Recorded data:
* * * * * * * * *

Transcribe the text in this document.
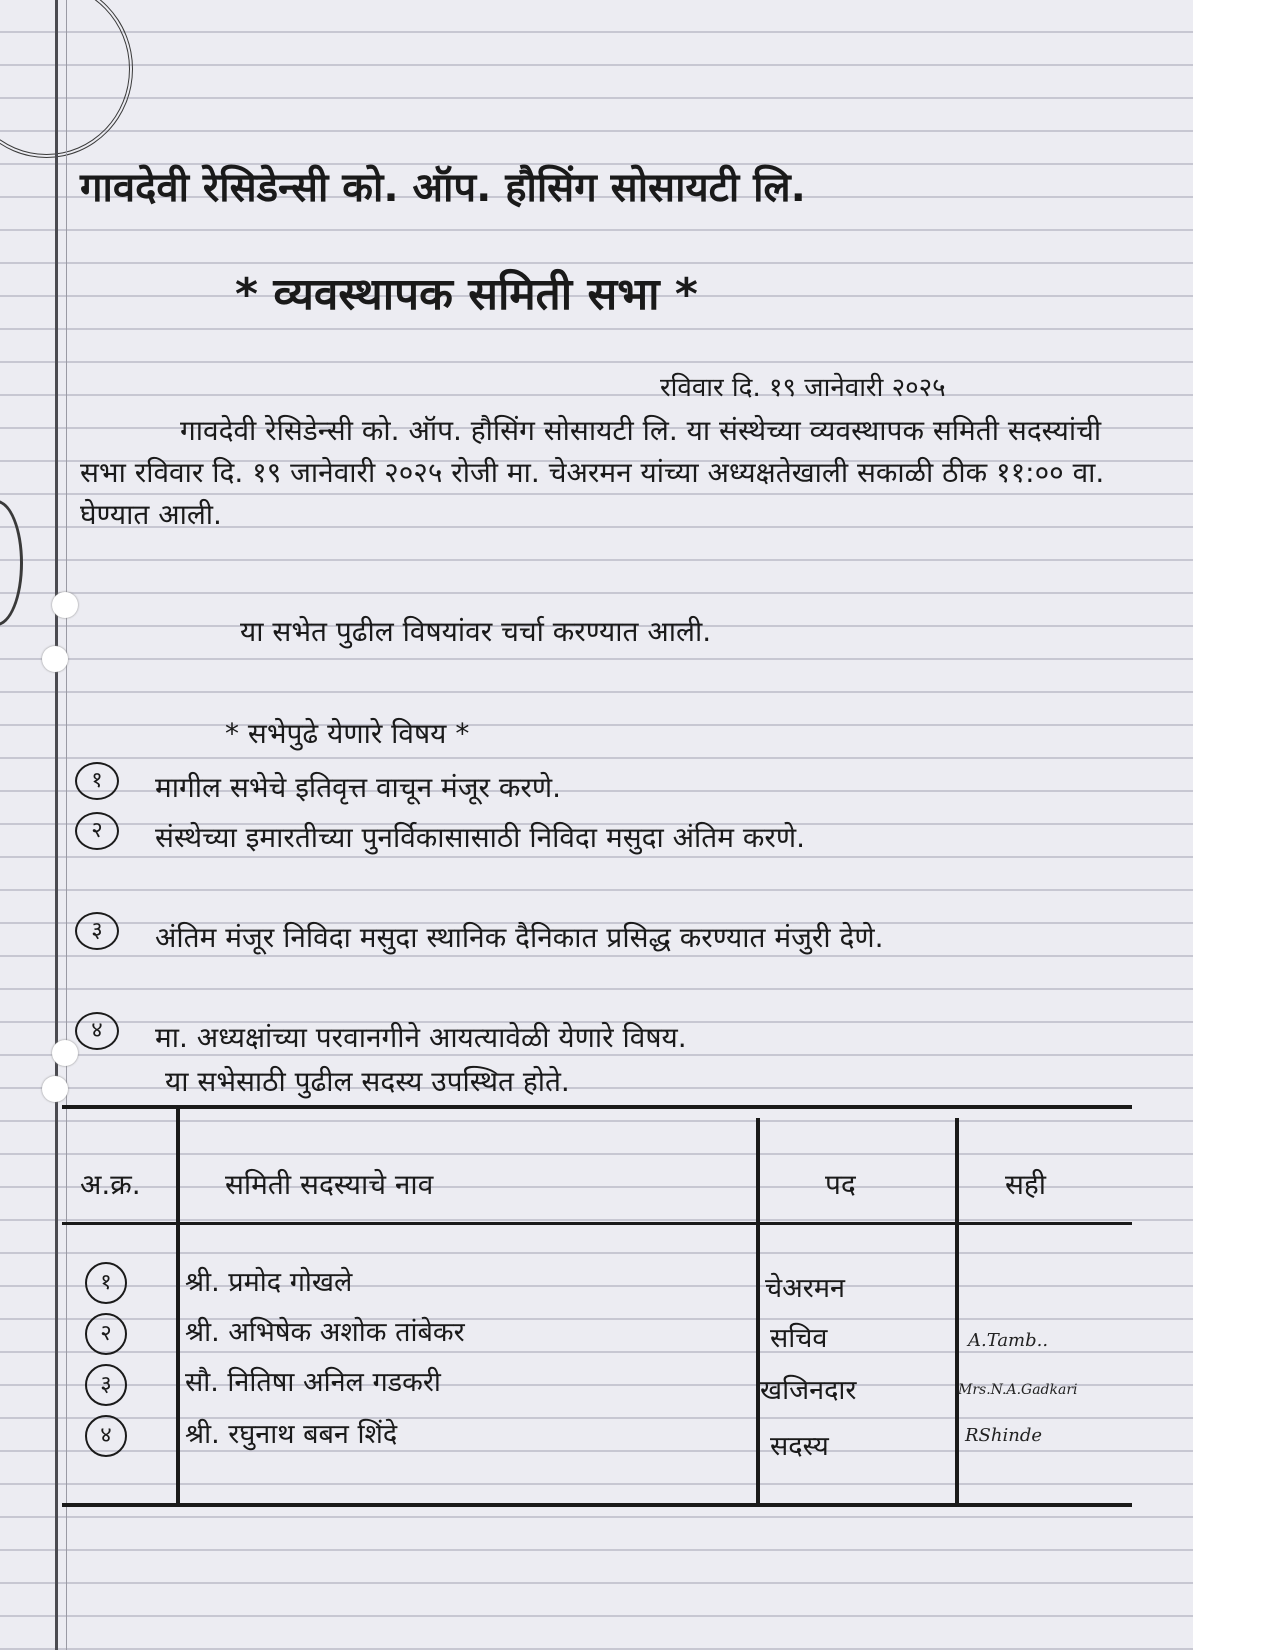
गावदेवी रेसिडेन्सी को. ऑप. हौसिंग सोसायटी लि.
* व्यवस्थापक समिती सभा *
रविवार दि. १९ जानेवारी २०२५
गावदेवी रेसिडेन्सी को. ऑप. हौसिंग सोसायटी लि. या संस्थेच्या व्यवस्थापक समिती सदस्यांची सभा रविवार दि. १९ जानेवारी २०२५ रोजी मा. चेअरमन यांच्या अध्यक्षतेखाली सकाळी ठीक ११:०० वा. घेण्यात आली.
या सभेत पुढील विषयांवर चर्चा करण्यात आली.
* सभेपुढे येणारे विषय *
१	मागील सभेचे इतिवृत्त वाचून मंजूर करणे.
२	संस्थेच्या इमारतीच्या पुनर्विकासासाठी निविदा मसुदा अंतिम करणे.
३	अंतिम मंजूर निविदा मसुदा स्थानिक दैनिकात प्रसिद्ध करण्यात मंजुरी देणे.
४	मा. अध्यक्षांच्या परवानगीने आयत्यावेळी येणारे विषय.
या सभेसाठी पुढील सदस्य उपस्थित होते.
अ.क्र.	समिती सदस्याचे नाव	पद	सही
१	श्री. प्रमोद गोखले	चेअरमन
२	श्री. अभिषेक अशोक तांबेकर	सचिव	A.Tamb..
३	सौ. नितिषा अनिल गडकरी	खजिनदार	Mrs.N.A.Gadkari
४	श्री. रघुनाथ बबन शिंदे	सदस्य	RShinde
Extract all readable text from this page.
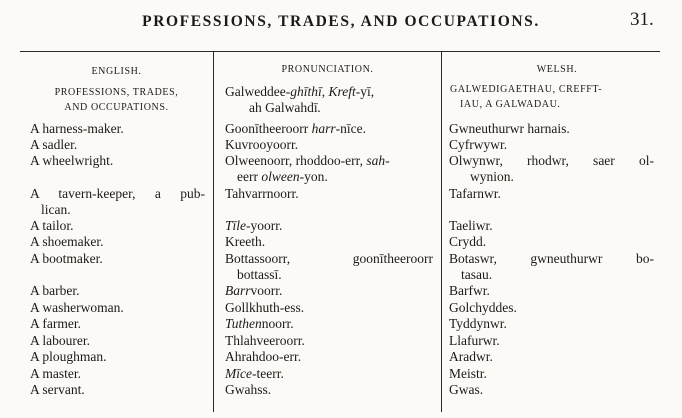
PROFESSIONS, TRADES, AND OCCUPATIONS.	31.
ENGLISH.
PROFESSIONS, TRADES,
AND OCCUPATIONS.
PRONUNCIATION.
Galweddee-ghīthī, Kreft-yī,
ah Galwahdī.
WELSH.
GALWEDIGAETHAU, CREFFT-
IAU, A GALWADAU.
A harness-maker.
A sadler.
A wheelwright.
A tavern-keeper, a pub-
lican.
A tailor.
A shoemaker.
A bootmaker.
A barber.
A washerwoman.
A farmer.
A labourer.
A ploughman.
A master.
A servant.
Goonītheeroorr harr-nīce.
Kuvrooyoorr.
Olweenoorr, rhoddoo-err, sah-
eerr olween-yon.
Tahvarrnoorr.
Tīle-yoorr.
Kreeth.
Bottassoorr,	goonītheeroorr
bottassī.
Barrvoorr.
Gollkhuth-ess.
Tuthennoorr.
Thlahveeroorr.
Ahrahdoo-err.
Mīce-teerr.
Gwahss.
Gwneuthurwr harnais.
Cyfrwywr.
Olwynwr, rhodwr, saer ol-
wynion.
Tafarnwr.
Taeliwr.
Crydd.
Botaswr, gwneuthurwr bo-
tasau.
Barfwr.
Golchyddes.
Tyddynwr.
Llafurwr.
Aradwr.
Meistr.
Gwas.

* * * * * * * * *

■ WRITTEN EXERCISE:
Omit the pictures. Transcribe every record exactly.

■ EXERCISE RESULT:
Transcribe the text in this document.
गावदेवी रेसिडेन्सी को. ऑप. हौसिंग सोसायटी लि.
* व्यवस्थापक समिती सभा *
रविवार दि. १९ जानेवारी २०२५
गावदेवी रेसिडेन्सी को. ऑप. हौसिंग सोसायटी लि. या संस्थेच्या व्यवस्थापक समिती सदस्यांची सभा रविवार दि. १९ जानेवारी २०२५ रोजी मा. चेअरमन यांच्या अध्यक्षतेखाली सकाळी ठीक ११:०० वा. घेण्यात आली.
या सभेत पुढील विषयांवर चर्चा करण्यात आली.
* सभेपुढे येणारे विषय *
१	मागील सभेचे इतिवृत्त वाचून मंजूर करणे.
२	संस्थेच्या इमारतीच्या पुनर्विकासासाठी निविदा मसुदा अंतिम करणे.
३	अंतिम मंजूर निविदा मसुदा स्थानिक दैनिकात प्रसिद्ध करण्यात मंजुरी देणे.
४	मा. अध्यक्षांच्या परवानगीने आयत्यावेळी येणारे विषय.
या सभेसाठी पुढील सदस्य उपस्थित होते.
अ.क्र.	समिती सदस्याचे नाव	पद	सही
१	श्री. प्रमोद गोखले	चेअरमन
२	श्री. अभिषेक अशोक तांबेकर	सचिव	A.Tamb..
३	सौ. नितिषा अनिल गडकरी	खजिनदार	Mrs.N.A.Gadkari
४	श्री. रघुनाथ बबन शिंदे	सदस्य	RShinde
Extract all readable text from this page.
PROFESSIONS, TRADES, AND OCCUPATIONS.	31.
ENGLISH.
PROFESSIONS, TRADES,
AND OCCUPATIONS.
PRONUNCIATION.
Galweddee-ghīthī, Kreft-yī,
ah Galwahdī.
WELSH.
GALWEDIGAETHAU, CREFFT-
IAU, A GALWADAU.
A harness-maker.
A sadler.
A wheelwright.
A tavern-keeper, a pub-
lican.
A tailor.
A shoemaker.
A bootmaker.
A barber.
A washerwoman.
A farmer.
A labourer.
A ploughman.
A master.
A servant.
Goonītheeroorr harr-nīce.
Kuvrooyoorr.
Olweenoorr, rhoddoo-err, sah-
eerr olween-yon.
Tahvarrnoorr.
Tīle-yoorr.
Kreeth.
Bottassoorr,	goonītheeroorr
bottassī.
Barrvoorr.
Gollkhuth-ess.
Tuthennoorr.
Thlahveeroorr.
Ahrahdoo-err.
Mīce-teerr.
Gwahss.
Gwneuthurwr harnais.
Cyfrwywr.
Olwynwr, rhodwr, saer ol-
wynion.
Tafarnwr.
Taeliwr.
Crydd.
Botaswr, gwneuthurwr bo-
tasau.
Barfwr.
Golchyddes.
Tyddynwr.
Llafurwr.
Aradwr.
Meistr.
Gwas.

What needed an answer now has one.